THE TASK: Print the records below exactly as they appear.

INFORMATION SHOWN:
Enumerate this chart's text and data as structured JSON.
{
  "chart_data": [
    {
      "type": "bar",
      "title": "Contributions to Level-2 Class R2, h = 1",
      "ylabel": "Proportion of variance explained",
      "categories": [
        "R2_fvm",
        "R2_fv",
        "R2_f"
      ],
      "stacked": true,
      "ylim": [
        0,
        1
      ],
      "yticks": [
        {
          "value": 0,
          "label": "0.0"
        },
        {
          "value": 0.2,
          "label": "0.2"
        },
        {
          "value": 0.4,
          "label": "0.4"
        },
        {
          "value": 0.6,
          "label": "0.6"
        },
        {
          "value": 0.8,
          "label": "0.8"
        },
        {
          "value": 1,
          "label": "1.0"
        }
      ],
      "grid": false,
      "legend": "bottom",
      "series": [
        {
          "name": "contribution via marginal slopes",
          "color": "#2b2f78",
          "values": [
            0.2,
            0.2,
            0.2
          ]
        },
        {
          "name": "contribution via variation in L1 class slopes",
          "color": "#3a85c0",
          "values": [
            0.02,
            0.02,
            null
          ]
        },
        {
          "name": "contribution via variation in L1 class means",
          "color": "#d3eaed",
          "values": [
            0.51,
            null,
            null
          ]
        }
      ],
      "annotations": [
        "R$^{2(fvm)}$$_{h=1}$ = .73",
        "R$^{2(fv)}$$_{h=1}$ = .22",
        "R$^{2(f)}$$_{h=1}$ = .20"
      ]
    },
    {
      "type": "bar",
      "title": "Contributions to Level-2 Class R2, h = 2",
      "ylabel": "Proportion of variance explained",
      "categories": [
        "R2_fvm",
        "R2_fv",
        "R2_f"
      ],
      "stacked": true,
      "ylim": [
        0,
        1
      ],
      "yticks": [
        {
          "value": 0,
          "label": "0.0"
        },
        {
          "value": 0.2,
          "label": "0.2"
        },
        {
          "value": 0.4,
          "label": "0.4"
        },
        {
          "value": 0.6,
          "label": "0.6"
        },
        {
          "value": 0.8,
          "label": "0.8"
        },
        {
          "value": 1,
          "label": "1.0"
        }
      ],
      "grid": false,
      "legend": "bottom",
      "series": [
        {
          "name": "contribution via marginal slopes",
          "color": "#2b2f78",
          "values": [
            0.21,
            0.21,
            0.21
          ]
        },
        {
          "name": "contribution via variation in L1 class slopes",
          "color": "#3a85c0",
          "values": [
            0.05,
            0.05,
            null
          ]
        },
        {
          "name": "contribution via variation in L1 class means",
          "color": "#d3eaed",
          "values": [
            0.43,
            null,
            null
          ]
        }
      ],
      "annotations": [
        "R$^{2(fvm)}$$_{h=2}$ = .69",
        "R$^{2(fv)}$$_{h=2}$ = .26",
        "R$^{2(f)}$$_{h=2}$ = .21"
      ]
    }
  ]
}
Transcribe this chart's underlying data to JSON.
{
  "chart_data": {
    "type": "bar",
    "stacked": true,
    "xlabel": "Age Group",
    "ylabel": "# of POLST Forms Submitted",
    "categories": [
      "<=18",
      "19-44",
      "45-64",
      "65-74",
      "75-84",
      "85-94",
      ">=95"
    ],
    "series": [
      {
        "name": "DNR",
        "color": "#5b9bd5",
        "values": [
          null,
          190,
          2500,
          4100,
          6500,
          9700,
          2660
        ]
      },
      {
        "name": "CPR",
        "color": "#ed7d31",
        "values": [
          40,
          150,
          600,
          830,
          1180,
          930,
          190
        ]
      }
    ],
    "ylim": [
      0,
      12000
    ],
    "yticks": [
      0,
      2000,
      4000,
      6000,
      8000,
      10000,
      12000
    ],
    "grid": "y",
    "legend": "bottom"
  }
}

ANSWER TO THE EXERCISE:
Enumerate this chart's text and data as structured JSON.
{
  "chart_data": [
    {
      "type": "bar",
      "title": "Contributions to Level-2 Class R2, h = 1",
      "ylabel": "Proportion of variance explained",
      "categories": [
        "R2_fvm",
        "R2_fv",
        "R2_f"
      ],
      "stacked": true,
      "ylim": [
        0,
        1
      ],
      "yticks": [
        {
          "value": 0,
          "label": "0.0"
        },
        {
          "value": 0.2,
          "label": "0.2"
        },
        {
          "value": 0.4,
          "label": "0.4"
        },
        {
          "value": 0.6,
          "label": "0.6"
        },
        {
          "value": 0.8,
          "label": "0.8"
        },
        {
          "value": 1,
          "label": "1.0"
        }
      ],
      "grid": false,
      "legend": "bottom",
      "series": [
        {
          "name": "contribution via marginal slopes",
          "color": "#2b2f78",
          "values": [
            0.2,
            0.2,
            0.2
          ]
        },
        {
          "name": "contribution via variation in L1 class slopes",
          "color": "#3a85c0",
          "values": [
            0.02,
            0.02,
            null
          ]
        },
        {
          "name": "contribution via variation in L1 class means",
          "color": "#d3eaed",
          "values": [
            0.51,
            null,
            null
          ]
        }
      ],
      "annotations": [
        "R$^{2(fvm)}$$_{h=1}$ = .73",
        "R$^{2(fv)}$$_{h=1}$ = .22",
        "R$^{2(f)}$$_{h=1}$ = .20"
      ]
    },
    {
      "type": "bar",
      "title": "Contributions to Level-2 Class R2, h = 2",
      "ylabel": "Proportion of variance explained",
      "categories": [
        "R2_fvm",
        "R2_fv",
        "R2_f"
      ],
      "stacked": true,
      "ylim": [
        0,
        1
      ],
      "yticks": [
        {
          "value": 0,
          "label": "0.0"
        },
        {
          "value": 0.2,
          "label": "0.2"
        },
        {
          "value": 0.4,
          "label": "0.4"
        },
        {
          "value": 0.6,
          "label": "0.6"
        },
        {
          "value": 0.8,
          "label": "0.8"
        },
        {
          "value": 1,
          "label": "1.0"
        }
      ],
      "grid": false,
      "legend": "bottom",
      "series": [
        {
          "name": "contribution via marginal slopes",
          "color": "#2b2f78",
          "values": [
            0.21,
            0.21,
            0.21
          ]
        },
        {
          "name": "contribution via variation in L1 class slopes",
          "color": "#3a85c0",
          "values": [
            0.05,
            0.05,
            null
          ]
        },
        {
          "name": "contribution via variation in L1 class means",
          "color": "#d3eaed",
          "values": [
            0.43,
            null,
            null
          ]
        }
      ],
      "annotations": [
        "R$^{2(fvm)}$$_{h=2}$ = .69",
        "R$^{2(fv)}$$_{h=2}$ = .26",
        "R$^{2(f)}$$_{h=2}$ = .21"
      ]
    }
  ]
}
Transcribe this chart's underlying data to JSON.
{
  "chart_data": {
    "type": "bar",
    "stacked": true,
    "xlabel": "Age Group",
    "ylabel": "# of POLST Forms Submitted",
    "categories": [
      "<=18",
      "19-44",
      "45-64",
      "65-74",
      "75-84",
      "85-94",
      ">=95"
    ],
    "series": [
      {
        "name": "DNR",
        "color": "#5b9bd5",
        "values": [
          null,
          190,
          2500,
          4100,
          6500,
          9700,
          2660
        ]
      },
      {
        "name": "CPR",
        "color": "#ed7d31",
        "values": [
          40,
          150,
          600,
          830,
          1180,
          930,
          190
        ]
      }
    ],
    "ylim": [
      0,
      12000
    ],
    "yticks": [
      0,
      2000,
      4000,
      6000,
      8000,
      10000,
      12000
    ],
    "grid": "y",
    "legend": "bottom"
  }
}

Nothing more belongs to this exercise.